*SOURCE EXTRACT*.
+-------+

And... in the midst of all this, I had
to notify human resources at Maine Today Media, that I would not be
returning to work. I guess we all knew that was going to be the case,
but now it's official, and it sucks. I really liked working for the
Kennebec Journal and Morning Sentinel and I liked the people I worked
with. Realistically, though, returning to work hasn't been in the
cards for a few months, especially since the stem cell transplant
entered the picture.
I've already been away for six months.
The lead-up to the transplant would keep me out for weeks, and
recovery from the transplant would mean even more months when I
couldn't work. The decision itself was easy enough, I guess, but I
hated to make it; hated to leave.
But here's something that has occurred
to me since I let the company know. Before going to work at MTM, I
had been out of work for almost two years. In that time, I
interviewed for numerous jobs that I was supremely qualified for but
did not get, for a variety of reasons, mostly my age, I believe.
When I interviewed at MTM, I had not
worked for a newspaper in 13 years. I had never used the design
software they employed and I had always worked on PCs, while they
used Macs. I got the job anyway, and I came to believe that there was
a reason for that. I have no idea what it was, but I'm just as sure
now that there is a reason for leaving the company and moving on to
whatever's next; sort of like Mary Poppins or Clint Eastwood's Man With No Name.

+-------+

*TASK LIST*.
a - In the post about leaving the newspaper job, how long had the writer been out of work before joining MTM?
b - Carry on the post about leaving the newspaper job, picking up after its final sentence.

+-------+

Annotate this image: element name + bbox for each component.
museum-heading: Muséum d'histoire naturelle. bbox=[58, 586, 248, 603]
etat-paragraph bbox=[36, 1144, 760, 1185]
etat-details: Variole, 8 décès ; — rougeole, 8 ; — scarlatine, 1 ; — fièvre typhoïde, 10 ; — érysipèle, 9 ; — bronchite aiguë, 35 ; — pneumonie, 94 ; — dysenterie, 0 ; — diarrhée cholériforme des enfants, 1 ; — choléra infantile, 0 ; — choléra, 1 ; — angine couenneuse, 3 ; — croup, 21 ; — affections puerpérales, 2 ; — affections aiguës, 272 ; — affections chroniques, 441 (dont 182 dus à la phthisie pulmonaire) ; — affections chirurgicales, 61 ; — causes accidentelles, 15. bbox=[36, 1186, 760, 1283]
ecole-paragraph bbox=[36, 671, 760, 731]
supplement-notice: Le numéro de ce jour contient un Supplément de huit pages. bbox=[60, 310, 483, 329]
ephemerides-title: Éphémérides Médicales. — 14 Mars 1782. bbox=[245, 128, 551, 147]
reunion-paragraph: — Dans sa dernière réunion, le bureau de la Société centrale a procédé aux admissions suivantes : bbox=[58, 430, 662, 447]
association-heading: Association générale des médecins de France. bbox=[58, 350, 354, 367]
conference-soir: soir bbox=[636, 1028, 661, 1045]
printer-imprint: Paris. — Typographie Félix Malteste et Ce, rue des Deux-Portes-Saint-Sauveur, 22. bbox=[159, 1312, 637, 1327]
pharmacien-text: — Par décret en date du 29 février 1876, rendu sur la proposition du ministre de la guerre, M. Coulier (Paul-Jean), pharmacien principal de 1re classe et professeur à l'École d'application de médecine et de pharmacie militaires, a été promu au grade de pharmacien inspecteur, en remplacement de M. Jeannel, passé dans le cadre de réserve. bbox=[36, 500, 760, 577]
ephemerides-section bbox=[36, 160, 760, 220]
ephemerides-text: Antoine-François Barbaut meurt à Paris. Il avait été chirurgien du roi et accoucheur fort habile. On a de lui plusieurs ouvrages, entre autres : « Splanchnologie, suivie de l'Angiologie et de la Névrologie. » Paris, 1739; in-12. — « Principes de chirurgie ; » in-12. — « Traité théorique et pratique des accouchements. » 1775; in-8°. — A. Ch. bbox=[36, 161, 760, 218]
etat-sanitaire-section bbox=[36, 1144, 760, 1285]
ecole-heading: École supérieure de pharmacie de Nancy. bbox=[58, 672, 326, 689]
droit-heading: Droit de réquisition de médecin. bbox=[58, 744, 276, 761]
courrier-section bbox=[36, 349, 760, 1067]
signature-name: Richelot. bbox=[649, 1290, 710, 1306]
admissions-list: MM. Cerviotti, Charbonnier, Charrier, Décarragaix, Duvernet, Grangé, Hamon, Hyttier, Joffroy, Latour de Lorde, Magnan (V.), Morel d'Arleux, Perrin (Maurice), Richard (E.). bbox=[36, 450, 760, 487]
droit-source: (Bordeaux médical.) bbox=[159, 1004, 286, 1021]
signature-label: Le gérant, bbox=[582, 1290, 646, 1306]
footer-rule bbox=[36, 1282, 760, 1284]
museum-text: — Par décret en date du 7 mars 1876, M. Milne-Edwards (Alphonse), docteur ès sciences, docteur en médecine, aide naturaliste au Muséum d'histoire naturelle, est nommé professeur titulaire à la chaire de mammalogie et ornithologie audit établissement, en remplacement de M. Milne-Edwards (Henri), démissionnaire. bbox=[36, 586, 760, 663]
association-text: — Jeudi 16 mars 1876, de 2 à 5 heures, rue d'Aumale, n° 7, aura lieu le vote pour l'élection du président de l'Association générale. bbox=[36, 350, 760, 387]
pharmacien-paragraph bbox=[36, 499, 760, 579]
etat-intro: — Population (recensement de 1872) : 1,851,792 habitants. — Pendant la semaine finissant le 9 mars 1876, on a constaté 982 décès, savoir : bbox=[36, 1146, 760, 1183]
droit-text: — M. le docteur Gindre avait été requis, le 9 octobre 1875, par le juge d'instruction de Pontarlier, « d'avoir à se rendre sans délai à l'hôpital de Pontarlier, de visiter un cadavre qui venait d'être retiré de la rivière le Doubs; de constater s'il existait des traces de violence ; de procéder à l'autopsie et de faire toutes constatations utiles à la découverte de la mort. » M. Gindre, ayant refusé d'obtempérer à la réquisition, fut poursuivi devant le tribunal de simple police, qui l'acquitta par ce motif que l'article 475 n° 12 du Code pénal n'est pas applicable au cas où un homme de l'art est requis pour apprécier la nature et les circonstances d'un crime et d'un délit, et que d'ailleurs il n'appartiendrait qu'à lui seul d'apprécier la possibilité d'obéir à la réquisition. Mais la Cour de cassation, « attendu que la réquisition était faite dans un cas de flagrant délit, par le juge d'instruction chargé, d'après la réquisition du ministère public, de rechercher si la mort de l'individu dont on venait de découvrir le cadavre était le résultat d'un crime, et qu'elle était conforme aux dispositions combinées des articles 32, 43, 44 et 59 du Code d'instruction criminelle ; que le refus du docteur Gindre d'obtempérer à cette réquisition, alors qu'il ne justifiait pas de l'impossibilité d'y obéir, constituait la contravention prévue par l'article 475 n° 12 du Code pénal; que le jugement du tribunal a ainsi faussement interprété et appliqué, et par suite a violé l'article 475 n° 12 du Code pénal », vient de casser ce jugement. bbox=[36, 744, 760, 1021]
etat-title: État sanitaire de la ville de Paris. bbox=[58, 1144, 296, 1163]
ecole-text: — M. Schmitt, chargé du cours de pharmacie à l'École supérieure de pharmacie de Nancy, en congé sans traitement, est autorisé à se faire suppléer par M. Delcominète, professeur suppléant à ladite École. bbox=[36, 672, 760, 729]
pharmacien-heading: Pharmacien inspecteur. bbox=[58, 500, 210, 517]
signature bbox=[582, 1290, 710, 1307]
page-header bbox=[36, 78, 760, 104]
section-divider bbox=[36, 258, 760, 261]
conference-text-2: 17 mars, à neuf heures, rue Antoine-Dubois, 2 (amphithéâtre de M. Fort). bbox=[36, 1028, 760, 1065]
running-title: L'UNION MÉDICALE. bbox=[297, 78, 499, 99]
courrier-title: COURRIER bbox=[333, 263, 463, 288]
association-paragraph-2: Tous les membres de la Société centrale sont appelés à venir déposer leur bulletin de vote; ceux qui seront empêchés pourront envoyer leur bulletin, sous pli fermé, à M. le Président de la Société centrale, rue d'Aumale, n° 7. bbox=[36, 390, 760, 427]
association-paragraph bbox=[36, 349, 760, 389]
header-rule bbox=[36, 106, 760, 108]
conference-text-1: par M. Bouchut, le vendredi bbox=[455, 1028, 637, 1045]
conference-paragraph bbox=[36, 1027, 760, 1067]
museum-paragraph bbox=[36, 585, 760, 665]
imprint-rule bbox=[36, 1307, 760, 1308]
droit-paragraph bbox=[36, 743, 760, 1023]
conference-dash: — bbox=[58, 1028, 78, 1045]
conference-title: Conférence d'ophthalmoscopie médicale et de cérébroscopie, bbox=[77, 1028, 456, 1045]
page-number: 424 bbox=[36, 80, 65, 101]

+-------+

*ANSWERS TO THE EXERCISE*.
a - Almost two years.

b -
I don't know what that next thing might
be, but I remain willing and open to whatever it is. Since I'll
still be writing my blog, we can take this latest part of the journey
together and see how it unfolds.
There are a variety of versions of
the story that gives this blog its name. The pony is the constant in
all of them. A man is on his way to a party when he comes across a
young boy shoveling ass over tea kettle at an enormous mountain of
manure. The man asks the child if he wouldn't rather go with him to
the party than shovel all that poop. The kid says, “No way man.
With all that poop... there must be a pony in there somewhere.”